== Task instructions ==
Locate the string "território" in the records below. Copy every line where it occurs.

== Information shown ==
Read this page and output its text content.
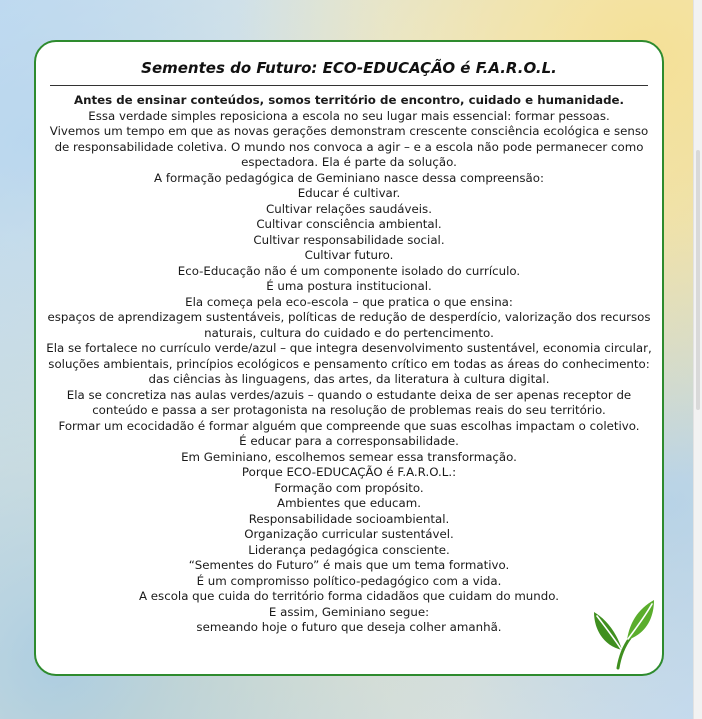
Sementes do Futuro: ECO-EDUCAÇÃO é F.A.R.O.L.

Antes de ensinar conteúdos, somos território de encontro, cuidado e humanidade.

Essa verdade simples reposiciona a escola no seu lugar mais essencial: formar pessoas.

Vivemos um tempo em que as novas gerações demonstram crescente consciência ecológica e senso de responsabilidade coletiva. O mundo nos convoca a agir – e a escola não pode permanecer como espectadora. Ela é parte da solução.

A formação pedagógica de Geminiano nasce dessa compreensão:

Educar é cultivar.

Cultivar relações saudáveis.

Cultivar consciência ambiental.

Cultivar responsabilidade social.

Cultivar futuro.

Eco-Educação não é um componente isolado do currículo.

É uma postura institucional.

Ela começa pela eco-escola – que pratica o que ensina:

espaços de aprendizagem sustentáveis, políticas de redução de desperdício, valorização dos recursos naturais, cultura do cuidado e do pertencimento.

Ela se fortalece no currículo verde/azul – que integra desenvolvimento sustentável, economia circular, soluções ambientais, princípios ecológicos e pensamento crítico em todas as áreas do conhecimento: das ciências às linguagens, das artes, da literatura à cultura digital.

Ela se concretiza nas aulas verdes/azuis – quando o estudante deixa de ser apenas receptor de conteúdo e passa a ser protagonista na resolução de problemas reais do seu território.

Formar um ecocidadão é formar alguém que compreende que suas escolhas impactam o coletivo.

É educar para a corresponsabilidade.

Em Geminiano, escolhemos semear essa transformação.

Porque ECO-EDUCAÇÃO é F.A.R.O.L.:

Formação com propósito.

Ambientes que educam.

Responsabilidade socioambiental.

Organização curricular sustentável.

Liderança pedagógica consciente.

“Sementes do Futuro” é mais que um tema formativo.

É um compromisso político-pedagógico com a vida.

A escola que cuida do território forma cidadãos que cuidam do mundo.

E assim, Geminiano segue:

semeando hoje o futuro que deseja colher amanhã.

== Answer below ==
Antes de ensinar conteúdos, somos território de encontro, cuidado e humanidade.
Ela se concretiza nas aulas verdes/azuis – quando o estudante deixa de ser apenas receptor de conteúdo e passa a ser protagonista na resolução de problemas reais do seu território.
A escola que cuida do território forma cidadãos que cuidam do mundo.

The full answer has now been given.